= TASK STATEMENT =
Check each line of the data for "Tenths" and select those that have it.

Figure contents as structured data
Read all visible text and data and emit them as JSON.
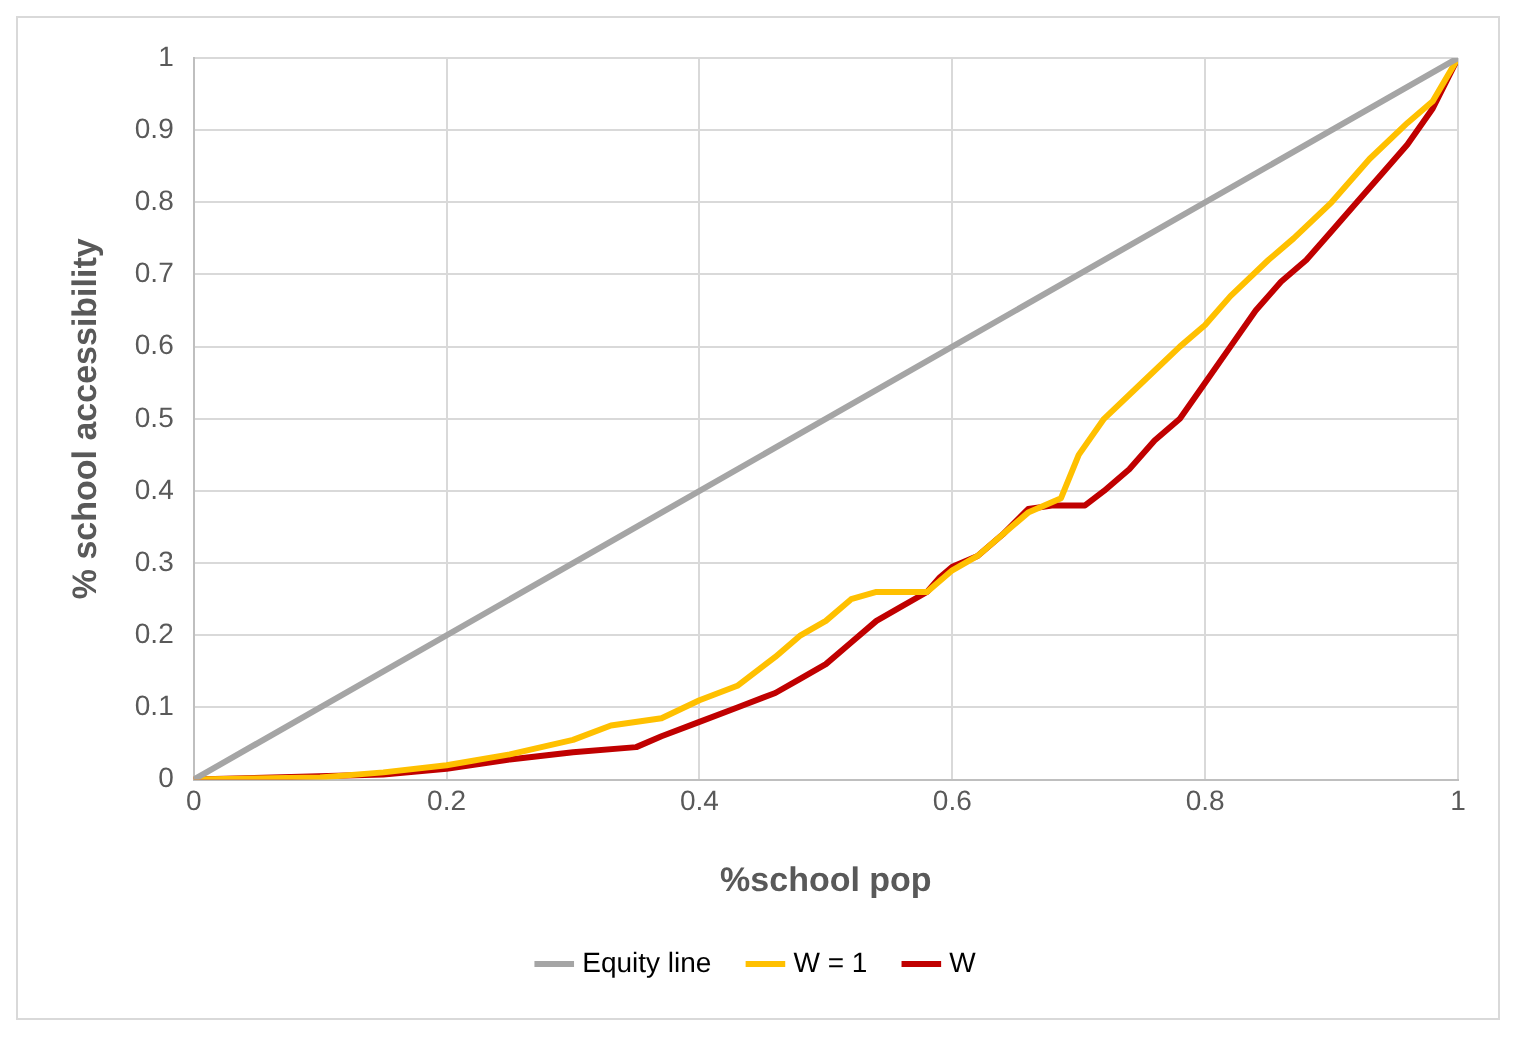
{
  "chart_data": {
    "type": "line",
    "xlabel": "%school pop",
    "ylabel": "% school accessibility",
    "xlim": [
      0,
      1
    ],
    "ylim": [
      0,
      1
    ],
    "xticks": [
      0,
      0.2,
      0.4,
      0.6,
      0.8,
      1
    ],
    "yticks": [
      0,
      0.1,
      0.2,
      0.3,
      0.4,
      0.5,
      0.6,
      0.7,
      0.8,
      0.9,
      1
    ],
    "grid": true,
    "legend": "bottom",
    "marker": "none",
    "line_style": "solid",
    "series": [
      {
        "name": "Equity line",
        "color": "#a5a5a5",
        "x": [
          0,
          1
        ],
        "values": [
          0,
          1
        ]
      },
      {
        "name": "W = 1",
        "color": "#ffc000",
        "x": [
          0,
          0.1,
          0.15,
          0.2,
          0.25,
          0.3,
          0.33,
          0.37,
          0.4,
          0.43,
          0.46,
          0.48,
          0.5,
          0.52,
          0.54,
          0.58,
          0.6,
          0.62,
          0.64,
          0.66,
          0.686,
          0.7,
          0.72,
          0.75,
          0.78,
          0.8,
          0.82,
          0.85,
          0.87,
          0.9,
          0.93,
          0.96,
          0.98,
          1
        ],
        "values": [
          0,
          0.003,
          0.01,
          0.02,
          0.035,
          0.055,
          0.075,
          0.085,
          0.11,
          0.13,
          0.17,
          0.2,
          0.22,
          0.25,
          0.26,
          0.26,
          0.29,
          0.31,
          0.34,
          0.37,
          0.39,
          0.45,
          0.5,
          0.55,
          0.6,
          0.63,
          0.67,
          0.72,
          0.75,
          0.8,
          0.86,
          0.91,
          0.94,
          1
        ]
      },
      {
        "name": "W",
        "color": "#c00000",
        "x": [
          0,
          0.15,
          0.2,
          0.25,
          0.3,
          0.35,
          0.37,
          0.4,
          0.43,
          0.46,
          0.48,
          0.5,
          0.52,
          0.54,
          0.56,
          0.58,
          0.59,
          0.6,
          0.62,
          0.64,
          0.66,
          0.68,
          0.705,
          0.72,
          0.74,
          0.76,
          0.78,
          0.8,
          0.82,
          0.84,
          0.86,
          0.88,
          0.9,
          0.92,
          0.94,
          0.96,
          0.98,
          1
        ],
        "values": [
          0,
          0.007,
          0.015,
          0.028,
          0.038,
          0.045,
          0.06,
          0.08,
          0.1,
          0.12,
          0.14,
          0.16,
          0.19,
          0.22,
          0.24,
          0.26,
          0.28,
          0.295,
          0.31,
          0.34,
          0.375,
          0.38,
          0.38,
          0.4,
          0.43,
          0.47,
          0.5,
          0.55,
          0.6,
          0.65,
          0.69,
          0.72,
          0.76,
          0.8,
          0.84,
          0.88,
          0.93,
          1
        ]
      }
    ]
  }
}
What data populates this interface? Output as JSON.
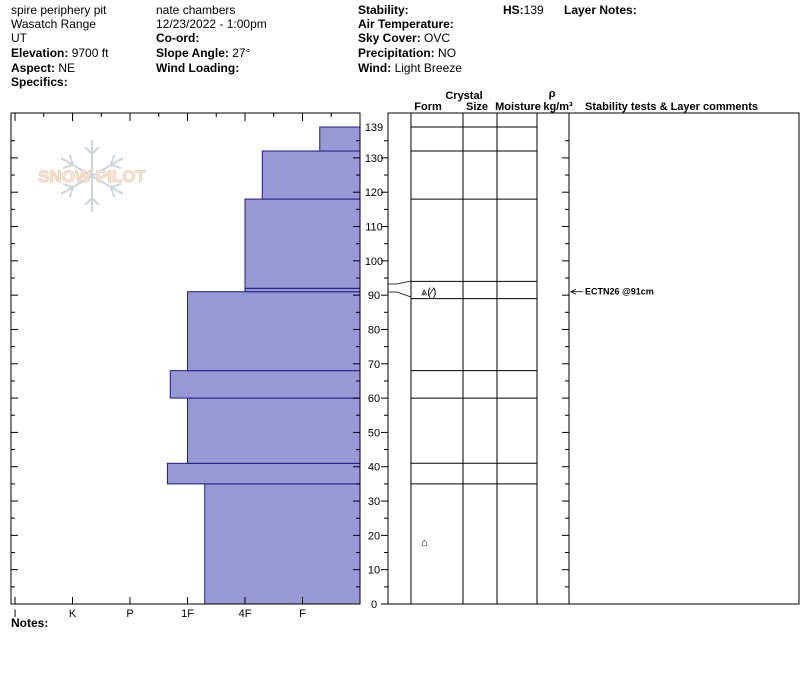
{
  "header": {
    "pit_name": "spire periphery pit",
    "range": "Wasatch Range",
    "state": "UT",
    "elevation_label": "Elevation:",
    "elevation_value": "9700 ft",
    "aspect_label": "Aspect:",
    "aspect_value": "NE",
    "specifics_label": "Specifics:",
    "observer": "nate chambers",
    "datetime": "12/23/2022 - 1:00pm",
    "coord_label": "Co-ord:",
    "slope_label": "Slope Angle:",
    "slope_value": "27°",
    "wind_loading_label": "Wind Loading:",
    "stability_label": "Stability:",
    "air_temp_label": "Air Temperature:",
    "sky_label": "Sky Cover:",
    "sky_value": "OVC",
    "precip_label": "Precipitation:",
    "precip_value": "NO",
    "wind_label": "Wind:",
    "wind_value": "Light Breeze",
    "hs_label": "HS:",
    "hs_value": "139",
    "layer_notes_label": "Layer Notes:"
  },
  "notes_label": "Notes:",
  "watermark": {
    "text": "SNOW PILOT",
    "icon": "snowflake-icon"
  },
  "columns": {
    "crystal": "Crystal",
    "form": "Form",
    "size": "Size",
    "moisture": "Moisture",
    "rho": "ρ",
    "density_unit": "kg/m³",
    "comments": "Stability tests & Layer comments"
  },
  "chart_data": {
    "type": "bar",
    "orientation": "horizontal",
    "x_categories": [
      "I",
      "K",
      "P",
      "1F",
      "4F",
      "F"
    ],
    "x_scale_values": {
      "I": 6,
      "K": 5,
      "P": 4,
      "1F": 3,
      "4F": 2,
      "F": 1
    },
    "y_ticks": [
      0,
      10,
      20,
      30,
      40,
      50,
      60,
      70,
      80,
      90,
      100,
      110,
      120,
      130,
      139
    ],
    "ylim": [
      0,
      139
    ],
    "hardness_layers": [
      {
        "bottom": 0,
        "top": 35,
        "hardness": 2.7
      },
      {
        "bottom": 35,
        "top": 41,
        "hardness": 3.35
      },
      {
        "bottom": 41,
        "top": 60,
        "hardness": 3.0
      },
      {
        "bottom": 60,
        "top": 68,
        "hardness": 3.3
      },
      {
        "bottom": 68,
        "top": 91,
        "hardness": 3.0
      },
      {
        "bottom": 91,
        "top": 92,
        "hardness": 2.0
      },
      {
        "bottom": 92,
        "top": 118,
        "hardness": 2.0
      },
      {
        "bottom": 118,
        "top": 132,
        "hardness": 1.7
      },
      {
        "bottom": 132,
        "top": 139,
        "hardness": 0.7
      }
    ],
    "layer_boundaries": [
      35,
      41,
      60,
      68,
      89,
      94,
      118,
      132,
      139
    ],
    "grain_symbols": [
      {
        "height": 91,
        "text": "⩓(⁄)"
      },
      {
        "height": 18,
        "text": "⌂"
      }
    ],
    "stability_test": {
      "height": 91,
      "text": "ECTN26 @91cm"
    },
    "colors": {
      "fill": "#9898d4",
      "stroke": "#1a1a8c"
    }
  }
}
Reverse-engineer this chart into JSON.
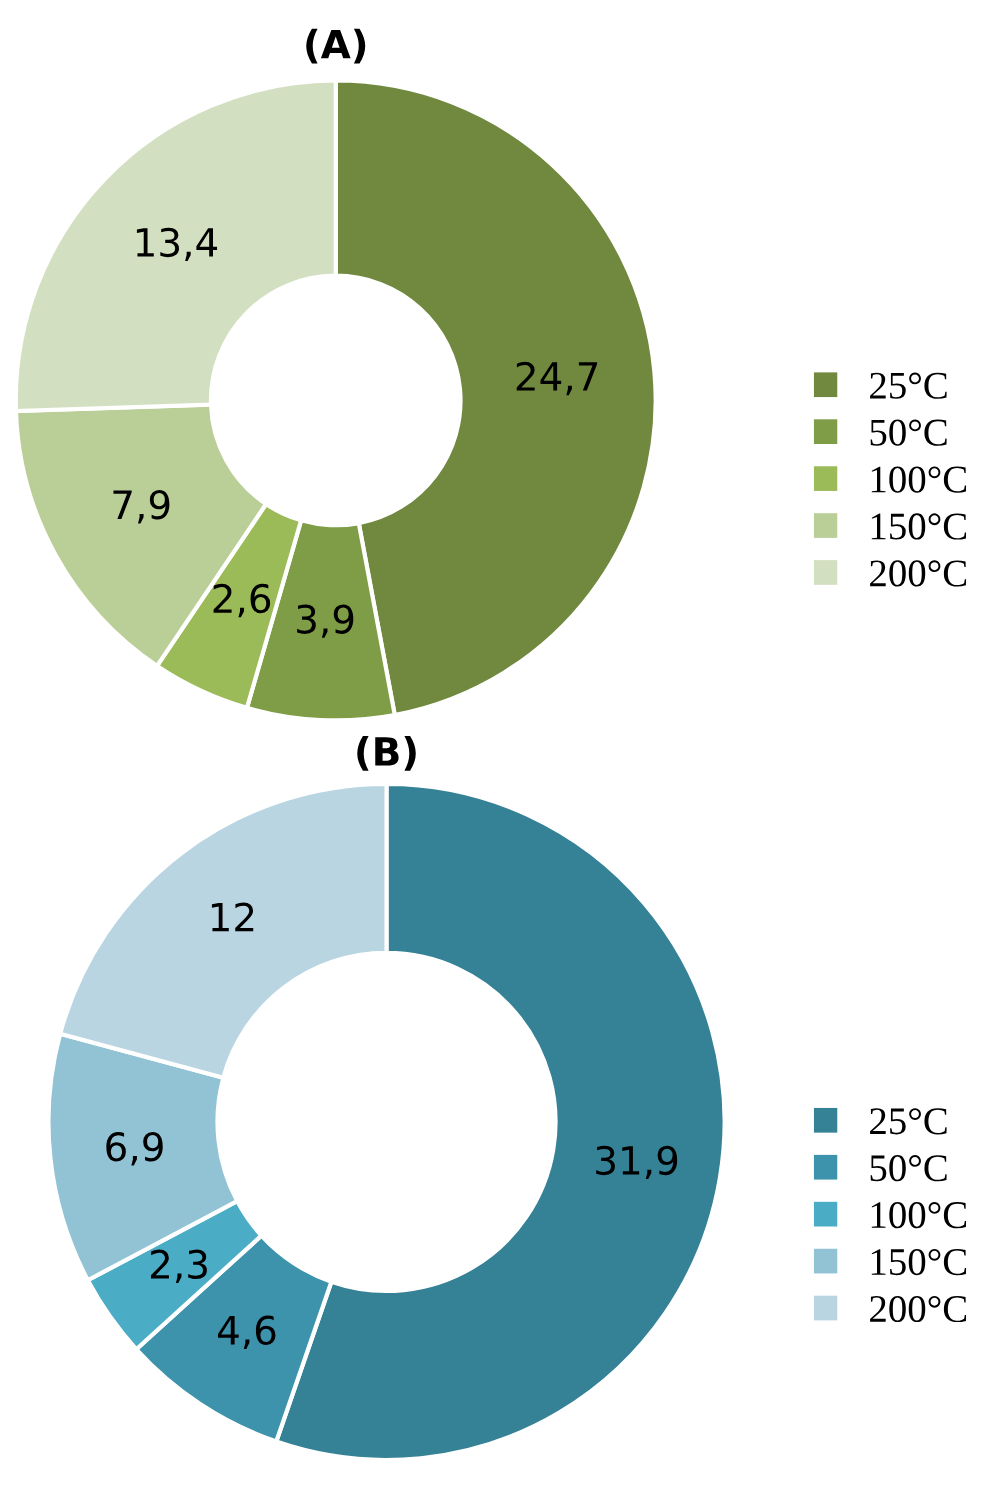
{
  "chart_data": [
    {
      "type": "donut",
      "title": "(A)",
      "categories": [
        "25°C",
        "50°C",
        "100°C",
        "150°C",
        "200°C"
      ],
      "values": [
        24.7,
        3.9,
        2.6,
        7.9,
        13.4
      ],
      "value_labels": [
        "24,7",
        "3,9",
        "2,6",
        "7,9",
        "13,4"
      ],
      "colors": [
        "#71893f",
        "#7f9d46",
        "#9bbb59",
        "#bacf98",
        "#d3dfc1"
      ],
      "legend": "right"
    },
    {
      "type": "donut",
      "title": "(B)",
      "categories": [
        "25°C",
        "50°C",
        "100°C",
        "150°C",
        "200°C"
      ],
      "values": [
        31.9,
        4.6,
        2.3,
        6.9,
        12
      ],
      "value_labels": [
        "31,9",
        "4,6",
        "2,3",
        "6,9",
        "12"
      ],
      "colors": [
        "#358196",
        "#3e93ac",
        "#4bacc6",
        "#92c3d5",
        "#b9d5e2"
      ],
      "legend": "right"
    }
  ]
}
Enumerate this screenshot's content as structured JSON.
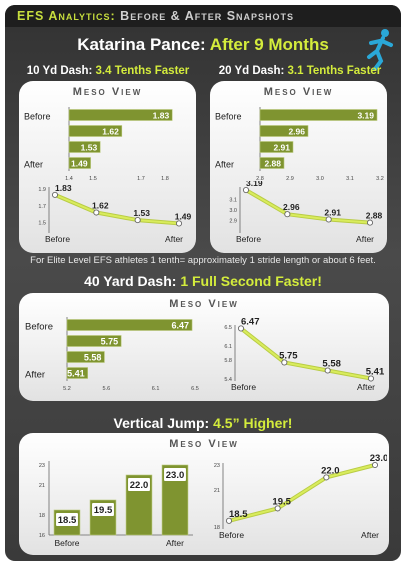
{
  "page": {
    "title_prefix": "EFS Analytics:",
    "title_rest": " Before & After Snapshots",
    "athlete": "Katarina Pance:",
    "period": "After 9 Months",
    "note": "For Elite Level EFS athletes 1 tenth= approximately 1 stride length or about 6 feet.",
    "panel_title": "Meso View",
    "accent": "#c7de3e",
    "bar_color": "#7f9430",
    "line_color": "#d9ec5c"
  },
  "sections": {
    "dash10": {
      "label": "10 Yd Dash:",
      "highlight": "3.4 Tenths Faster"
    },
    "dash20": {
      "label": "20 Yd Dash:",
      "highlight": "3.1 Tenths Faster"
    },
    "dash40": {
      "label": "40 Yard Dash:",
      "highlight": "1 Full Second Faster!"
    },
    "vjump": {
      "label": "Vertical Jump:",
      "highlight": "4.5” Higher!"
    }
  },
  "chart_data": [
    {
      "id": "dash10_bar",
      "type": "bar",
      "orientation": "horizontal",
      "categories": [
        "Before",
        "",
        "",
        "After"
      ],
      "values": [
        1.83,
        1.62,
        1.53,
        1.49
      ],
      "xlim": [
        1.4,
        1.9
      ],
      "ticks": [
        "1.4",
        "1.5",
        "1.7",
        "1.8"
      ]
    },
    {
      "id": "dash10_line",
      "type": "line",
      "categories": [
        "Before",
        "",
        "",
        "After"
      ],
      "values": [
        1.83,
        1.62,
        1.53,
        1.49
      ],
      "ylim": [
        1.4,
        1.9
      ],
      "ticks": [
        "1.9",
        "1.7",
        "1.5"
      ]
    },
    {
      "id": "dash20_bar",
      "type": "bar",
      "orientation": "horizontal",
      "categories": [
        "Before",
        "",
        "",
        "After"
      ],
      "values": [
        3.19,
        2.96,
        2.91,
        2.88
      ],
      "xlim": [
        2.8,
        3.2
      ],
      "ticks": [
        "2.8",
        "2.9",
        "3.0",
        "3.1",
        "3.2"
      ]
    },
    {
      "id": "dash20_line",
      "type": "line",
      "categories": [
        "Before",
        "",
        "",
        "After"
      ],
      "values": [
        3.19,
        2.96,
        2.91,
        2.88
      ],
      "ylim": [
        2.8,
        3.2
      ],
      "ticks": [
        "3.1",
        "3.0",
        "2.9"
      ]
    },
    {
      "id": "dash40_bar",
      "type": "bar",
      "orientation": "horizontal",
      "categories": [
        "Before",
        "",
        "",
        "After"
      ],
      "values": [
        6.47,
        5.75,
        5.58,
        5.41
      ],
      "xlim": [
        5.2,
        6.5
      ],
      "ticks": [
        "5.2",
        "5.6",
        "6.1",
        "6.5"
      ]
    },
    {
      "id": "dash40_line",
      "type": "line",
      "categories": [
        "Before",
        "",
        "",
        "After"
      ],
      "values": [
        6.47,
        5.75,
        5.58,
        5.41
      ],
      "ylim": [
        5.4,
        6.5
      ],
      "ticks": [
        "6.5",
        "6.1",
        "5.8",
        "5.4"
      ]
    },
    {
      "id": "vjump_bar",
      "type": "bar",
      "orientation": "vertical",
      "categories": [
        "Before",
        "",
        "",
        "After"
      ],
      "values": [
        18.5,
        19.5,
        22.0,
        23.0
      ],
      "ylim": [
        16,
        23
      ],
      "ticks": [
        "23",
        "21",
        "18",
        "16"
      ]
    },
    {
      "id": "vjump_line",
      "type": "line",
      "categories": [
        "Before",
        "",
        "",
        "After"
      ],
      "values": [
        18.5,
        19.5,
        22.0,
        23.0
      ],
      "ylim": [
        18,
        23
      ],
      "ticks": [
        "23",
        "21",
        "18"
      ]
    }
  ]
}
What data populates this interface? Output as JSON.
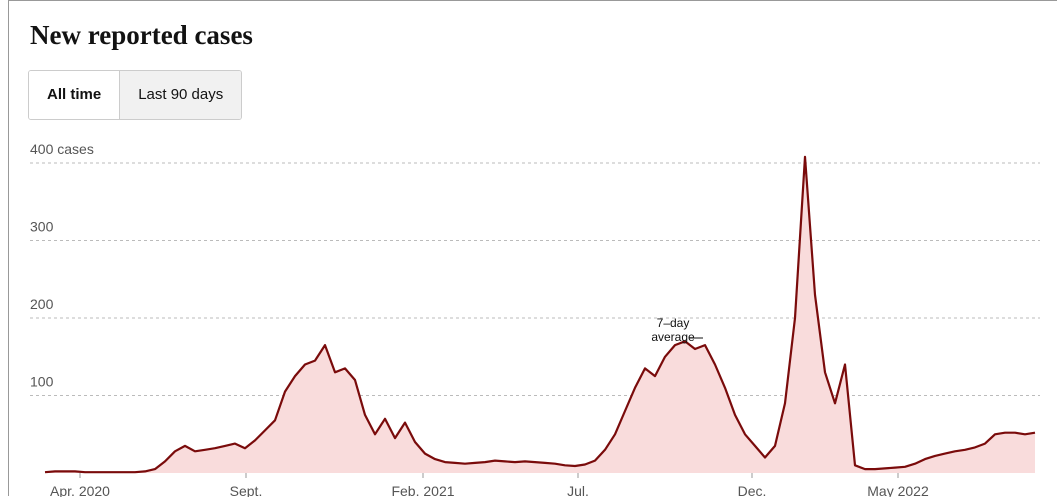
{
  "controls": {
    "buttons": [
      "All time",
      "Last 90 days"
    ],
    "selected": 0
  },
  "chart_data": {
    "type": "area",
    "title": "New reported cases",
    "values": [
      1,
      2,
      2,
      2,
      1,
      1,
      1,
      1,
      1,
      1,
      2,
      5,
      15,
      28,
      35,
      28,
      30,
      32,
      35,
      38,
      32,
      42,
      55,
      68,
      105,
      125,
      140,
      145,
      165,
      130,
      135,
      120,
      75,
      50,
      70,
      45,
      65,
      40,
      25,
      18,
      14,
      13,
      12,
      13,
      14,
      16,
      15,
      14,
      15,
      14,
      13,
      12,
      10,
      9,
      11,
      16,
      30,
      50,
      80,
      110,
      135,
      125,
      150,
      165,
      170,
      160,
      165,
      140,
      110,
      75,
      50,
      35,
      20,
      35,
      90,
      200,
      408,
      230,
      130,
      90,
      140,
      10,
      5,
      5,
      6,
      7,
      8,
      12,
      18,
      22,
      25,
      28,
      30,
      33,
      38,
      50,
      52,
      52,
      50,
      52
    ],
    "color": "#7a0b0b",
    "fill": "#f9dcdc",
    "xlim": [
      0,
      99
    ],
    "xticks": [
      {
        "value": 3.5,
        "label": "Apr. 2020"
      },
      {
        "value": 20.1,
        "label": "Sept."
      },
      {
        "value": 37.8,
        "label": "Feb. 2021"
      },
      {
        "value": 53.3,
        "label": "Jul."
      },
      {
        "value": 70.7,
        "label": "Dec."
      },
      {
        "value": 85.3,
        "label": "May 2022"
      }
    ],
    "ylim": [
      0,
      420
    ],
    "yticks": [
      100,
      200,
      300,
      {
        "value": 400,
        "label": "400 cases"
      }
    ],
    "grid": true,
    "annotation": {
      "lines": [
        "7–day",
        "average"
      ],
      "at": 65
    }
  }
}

= OUTPUT BELOW =
      "highlight": "3.4 Tenths Faster"
      "highlight": "3.1 Tenths Faster"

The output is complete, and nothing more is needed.